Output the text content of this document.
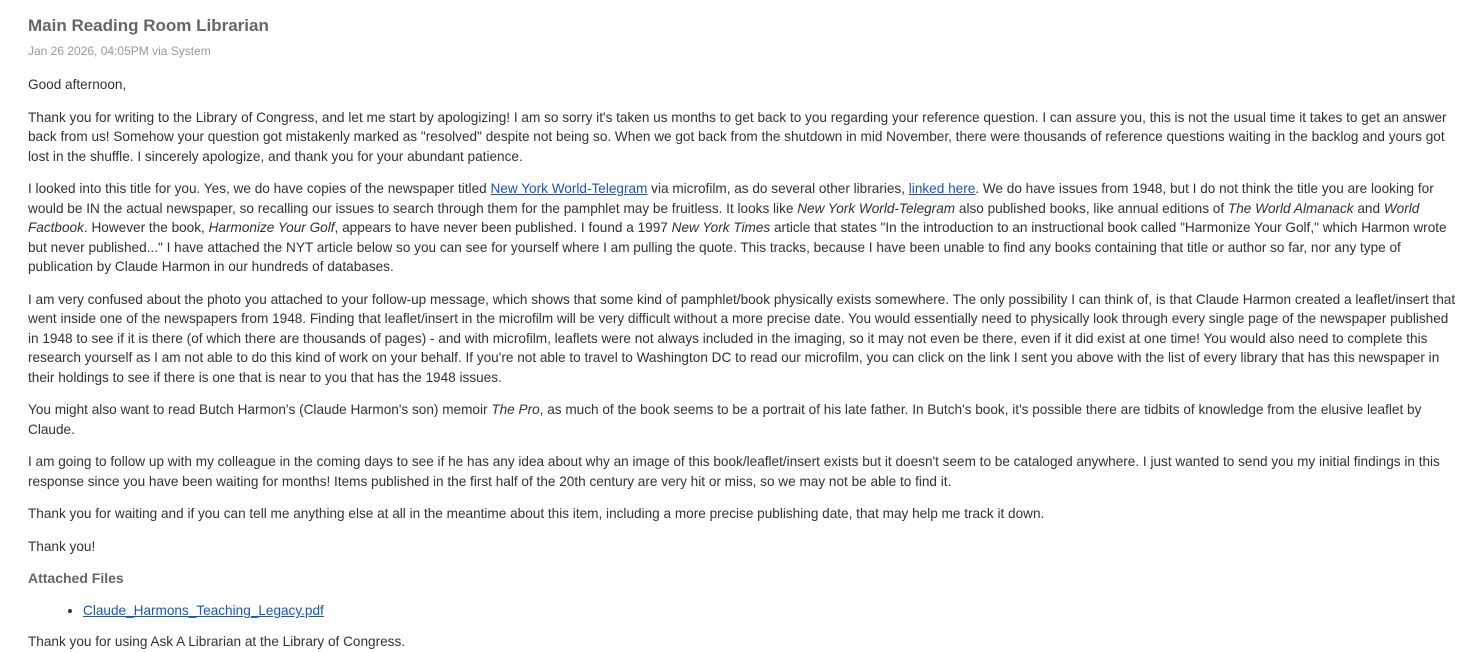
Main Reading Room Librarian
Jan 26 2026, 04:05PM via System

Good afternoon,

Thank you for writing to the Library of Congress, and let me start by apologizing! I am so sorry it's taken us months to get back to you regarding your reference question. I can assure you, this is not the usual time it takes to get an answer back from us! Somehow your question got mistakenly marked as "resolved" despite not being so. When we got back from the shutdown in mid November, there were thousands of reference questions waiting in the backlog and yours got lost in the shuffle. I sincerely apologize, and thank you for your abundant patience.

I looked into this title for you. Yes, we do have copies of the newspaper titled New York World-Telegram via microfilm, as do several other libraries, linked here. We do have issues from 1948, but I do not think the title you are looking for would be IN the actual newspaper, so recalling our issues to search through them for the pamphlet may be fruitless. It looks like New York World-Telegram also published books, like annual editions of The World Almanack and World Factbook. However the book, Harmonize Your Golf, appears to have never been published. I found a 1997 New York Times article that states "In the introduction to an instructional book called "Harmonize Your Golf," which Harmon wrote but never published..." I have attached the NYT article below so you can see for yourself where I am pulling the quote. This tracks, because I have been unable to find any books containing that title or author so far, nor any type of publication by Claude Harmon in our hundreds of databases.

I am very confused about the photo you attached to your follow-up message, which shows that some kind of pamphlet/book physically exists somewhere. The only possibility I can think of, is that Claude Harmon created a leaflet/insert that went inside one of the newspapers from 1948. Finding that leaflet/insert in the microfilm will be very difficult without a more precise date. You would essentially need to physically look through every single page of the newspaper published in 1948 to see if it is there (of which there are thousands of pages) - and with microfilm, leaflets were not always included in the imaging, so it may not even be there, even if it did exist at one time! You would also need to complete this research yourself as I am not able to do this kind of work on your behalf. If you're not able to travel to Washington DC to read our microfilm, you can click on the link I sent you above with the list of every library that has this newspaper in their holdings to see if there is one that is near to you that has the 1948 issues.

You might also want to read Butch Harmon's (Claude Harmon's son) memoir The Pro, as much of the book seems to be a portrait of his late father. In Butch's book, it's possible there are tidbits of knowledge from the elusive leaflet by Claude.

I am going to follow up with my colleague in the coming days to see if he has any idea about why an image of this book/leaflet/insert exists but it doesn't seem to be cataloged anywhere. I just wanted to send you my initial findings in this response since you have been waiting for months! Items published in the first half of the 20th century are very hit or miss, so we may not be able to find it.

Thank you for waiting and if you can tell me anything else at all in the meantime about this item, including a more precise publishing date, that may help me track it down.

Thank you!

Attached Files
• Claude_Harmons_Teaching_Legacy.pdf
Thank you for using Ask A Librarian at the Library of Congress.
=====
Will you restate every entry word for word and omit the images?

**Answer to this problem**:
Output the text content of this document.
Main Reading Room Librarian
Jan 26 2026, 04:05PM via System

Good afternoon,

Thank you for writing to the Library of Congress, and let me start by apologizing! I am so sorry it's taken us months to get back to you regarding your reference question. I can assure you, this is not the usual time it takes to get an answer back from us! Somehow your question got mistakenly marked as "resolved" despite not being so. When we got back from the shutdown in mid November, there were thousands of reference questions waiting in the backlog and yours got lost in the shuffle. I sincerely apologize, and thank you for your abundant patience.

I looked into this title for you. Yes, we do have copies of the newspaper titled New York World-Telegram via microfilm, as do several other libraries, linked here. We do have issues from 1948, but I do not think the title you are looking for would be IN the actual newspaper, so recalling our issues to search through them for the pamphlet may be fruitless. It looks like New York World-Telegram also published books, like annual editions of The World Almanack and World Factbook. However the book, Harmonize Your Golf, appears to have never been published. I found a 1997 New York Times article that states "In the introduction to an instructional book called "Harmonize Your Golf," which Harmon wrote but never published..." I have attached the NYT article below so you can see for yourself where I am pulling the quote. This tracks, because I have been unable to find any books containing that title or author so far, nor any type of publication by Claude Harmon in our hundreds of databases.

I am very confused about the photo you attached to your follow-up message, which shows that some kind of pamphlet/book physically exists somewhere. The only possibility I can think of, is that Claude Harmon created a leaflet/insert that went inside one of the newspapers from 1948. Finding that leaflet/insert in the microfilm will be very difficult without a more precise date. You would essentially need to physically look through every single page of the newspaper published in 1948 to see if it is there (of which there are thousands of pages) - and with microfilm, leaflets were not always included in the imaging, so it may not even be there, even if it did exist at one time! You would also need to complete this research yourself as I am not able to do this kind of work on your behalf. If you're not able to travel to Washington DC to read our microfilm, you can click on the link I sent you above with the list of every library that has this newspaper in their holdings to see if there is one that is near to you that has the 1948 issues.

You might also want to read Butch Harmon's (Claude Harmon's son) memoir The Pro, as much of the book seems to be a portrait of his late father. In Butch's book, it's possible there are tidbits of knowledge from the elusive leaflet by Claude.

I am going to follow up with my colleague in the coming days to see if he has any idea about why an image of this book/leaflet/insert exists but it doesn't seem to be cataloged anywhere. I just wanted to send you my initial findings in this response since you have been waiting for months! Items published in the first half of the 20th century are very hit or miss, so we may not be able to find it.

Thank you for waiting and if you can tell me anything else at all in the meantime about this item, including a more precise publishing date, that may help me track it down.

Thank you!

Attached Files
• Claude_Harmons_Teaching_Legacy.pdf
Thank you for using Ask A Librarian at the Library of Congress.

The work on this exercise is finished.